-- start LISTED ENTRIES --
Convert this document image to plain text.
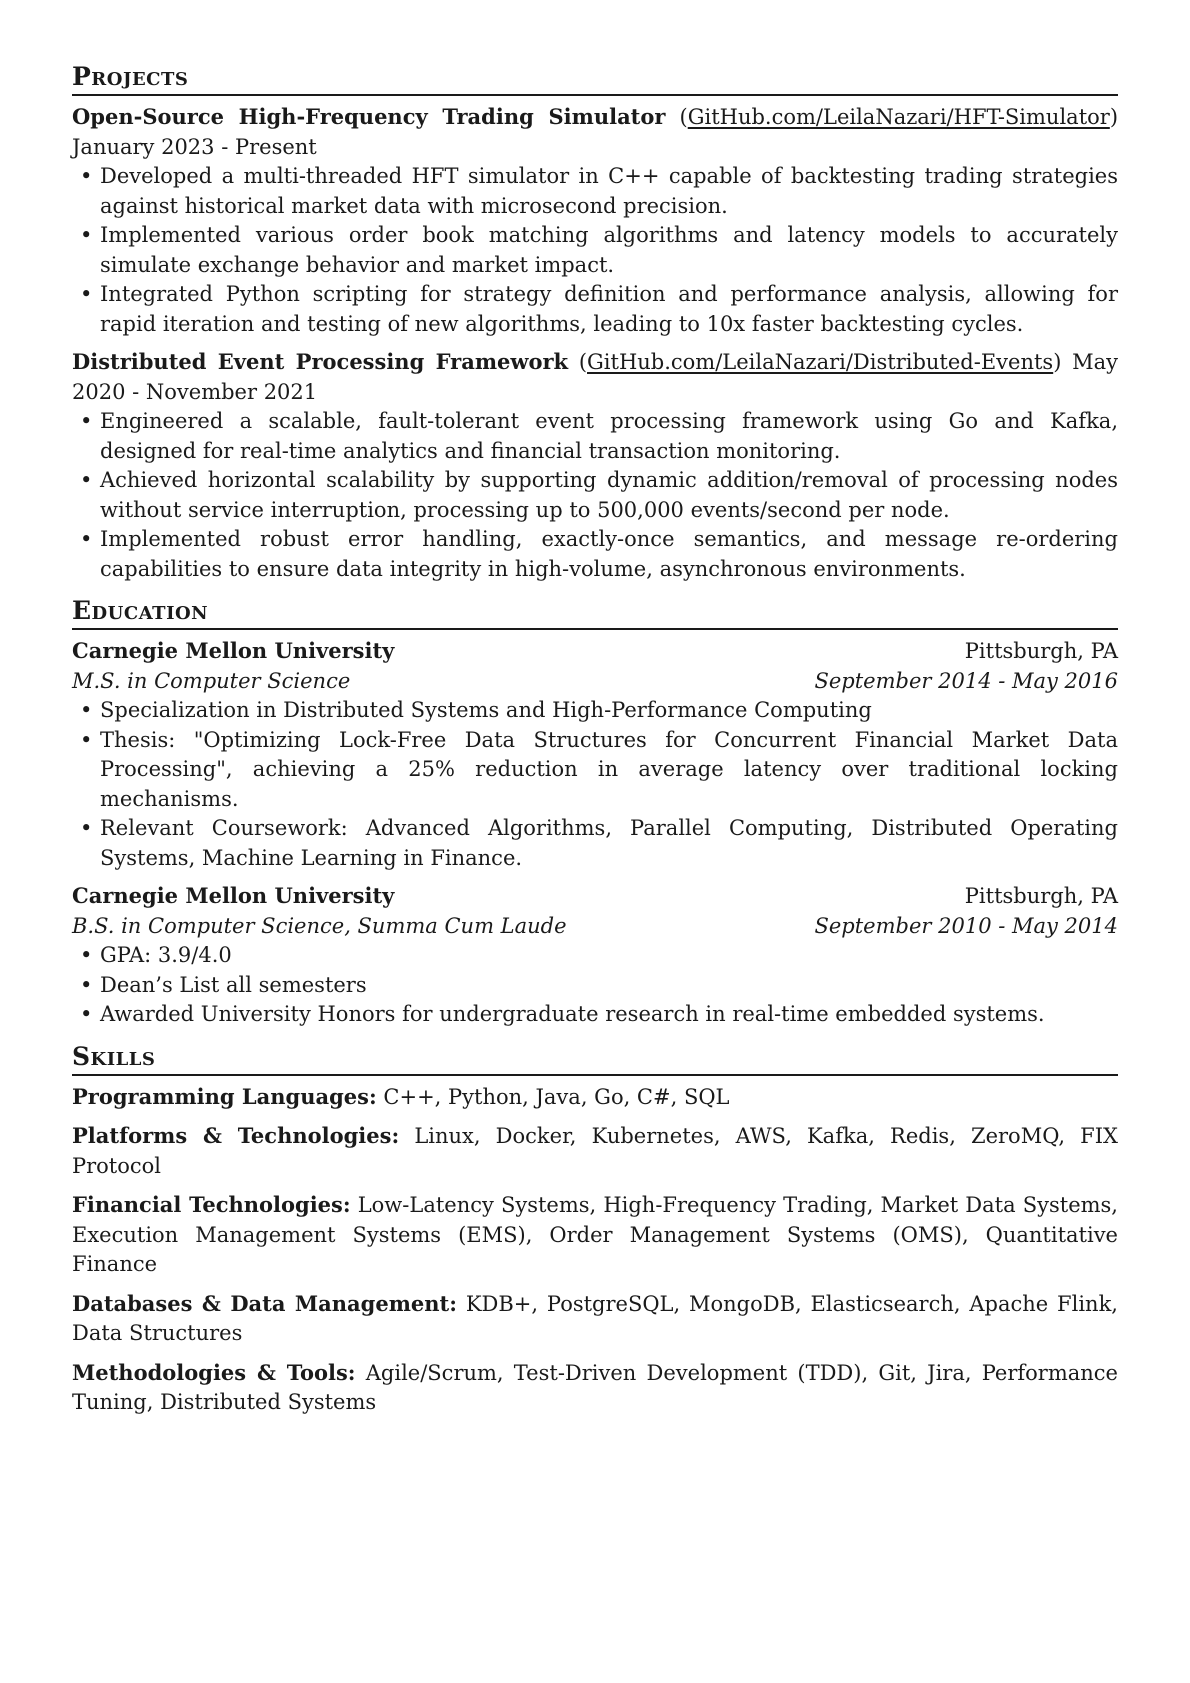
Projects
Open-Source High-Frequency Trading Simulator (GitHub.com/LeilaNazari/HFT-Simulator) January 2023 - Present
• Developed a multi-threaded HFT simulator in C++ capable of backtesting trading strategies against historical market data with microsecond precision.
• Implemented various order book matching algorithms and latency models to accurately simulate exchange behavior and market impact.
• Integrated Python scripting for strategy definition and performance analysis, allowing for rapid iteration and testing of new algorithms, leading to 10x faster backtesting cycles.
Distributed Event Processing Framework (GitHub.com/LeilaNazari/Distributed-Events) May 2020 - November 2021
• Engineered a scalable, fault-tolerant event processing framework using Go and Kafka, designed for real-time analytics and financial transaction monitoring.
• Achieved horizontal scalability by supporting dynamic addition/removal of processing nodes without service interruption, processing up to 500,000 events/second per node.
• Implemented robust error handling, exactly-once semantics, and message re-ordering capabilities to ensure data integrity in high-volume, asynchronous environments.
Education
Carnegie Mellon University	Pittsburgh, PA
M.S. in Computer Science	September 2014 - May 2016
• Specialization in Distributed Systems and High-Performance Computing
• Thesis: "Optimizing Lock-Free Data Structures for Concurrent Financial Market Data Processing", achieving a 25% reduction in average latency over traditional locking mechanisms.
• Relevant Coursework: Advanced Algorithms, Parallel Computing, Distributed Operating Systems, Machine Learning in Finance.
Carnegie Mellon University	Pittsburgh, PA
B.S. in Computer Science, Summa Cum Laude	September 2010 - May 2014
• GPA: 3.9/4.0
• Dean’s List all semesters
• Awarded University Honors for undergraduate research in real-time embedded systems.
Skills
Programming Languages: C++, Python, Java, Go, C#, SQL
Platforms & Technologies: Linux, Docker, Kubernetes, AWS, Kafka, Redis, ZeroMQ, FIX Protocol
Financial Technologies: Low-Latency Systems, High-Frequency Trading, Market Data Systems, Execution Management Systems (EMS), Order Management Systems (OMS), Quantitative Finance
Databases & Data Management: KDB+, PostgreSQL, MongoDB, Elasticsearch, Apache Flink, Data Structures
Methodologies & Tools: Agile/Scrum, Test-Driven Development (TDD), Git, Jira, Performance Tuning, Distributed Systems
-- end LISTED ENTRIES --
PROBLEM
Every line of the data should be copied as it stands, without the images.

RESPONSE
Convert this document image to plain text.
Projects
Open-Source High-Frequency Trading Simulator (GitHub.com/LeilaNazari/HFT-Simulator) January 2023 - Present
• Developed a multi-threaded HFT simulator in C++ capable of backtesting trading strategies against historical market data with microsecond precision.
• Implemented various order book matching algorithms and latency models to accurately simulate exchange behavior and market impact.
• Integrated Python scripting for strategy definition and performance analysis, allowing for rapid iteration and testing of new algorithms, leading to 10x faster backtesting cycles.
Distributed Event Processing Framework (GitHub.com/LeilaNazari/Distributed-Events) May 2020 - November 2021
• Engineered a scalable, fault-tolerant event processing framework using Go and Kafka, designed for real-time analytics and financial transaction monitoring.
• Achieved horizontal scalability by supporting dynamic addition/removal of processing nodes without service interruption, processing up to 500,000 events/second per node.
• Implemented robust error handling, exactly-once semantics, and message re-ordering capabilities to ensure data integrity in high-volume, asynchronous environments.
Education
Carnegie Mellon University	Pittsburgh, PA
M.S. in Computer Science	September 2014 - May 2016
• Specialization in Distributed Systems and High-Performance Computing
• Thesis: "Optimizing Lock-Free Data Structures for Concurrent Financial Market Data Processing", achieving a 25% reduction in average latency over traditional locking mechanisms.
• Relevant Coursework: Advanced Algorithms, Parallel Computing, Distributed Operating Systems, Machine Learning in Finance.
Carnegie Mellon University	Pittsburgh, PA
B.S. in Computer Science, Summa Cum Laude	September 2010 - May 2014
• GPA: 3.9/4.0
• Dean’s List all semesters
• Awarded University Honors for undergraduate research in real-time embedded systems.
Skills
Programming Languages: C++, Python, Java, Go, C#, SQL
Platforms & Technologies: Linux, Docker, Kubernetes, AWS, Kafka, Redis, ZeroMQ, FIX Protocol
Financial Technologies: Low-Latency Systems, High-Frequency Trading, Market Data Systems, Execution Management Systems (EMS), Order Management Systems (OMS), Quantitative Finance
Databases & Data Management: KDB+, PostgreSQL, MongoDB, Elasticsearch, Apache Flink, Data Structures
Methodologies & Tools: Agile/Scrum, Test-Driven Development (TDD), Git, Jira, Performance Tuning, Distributed Systems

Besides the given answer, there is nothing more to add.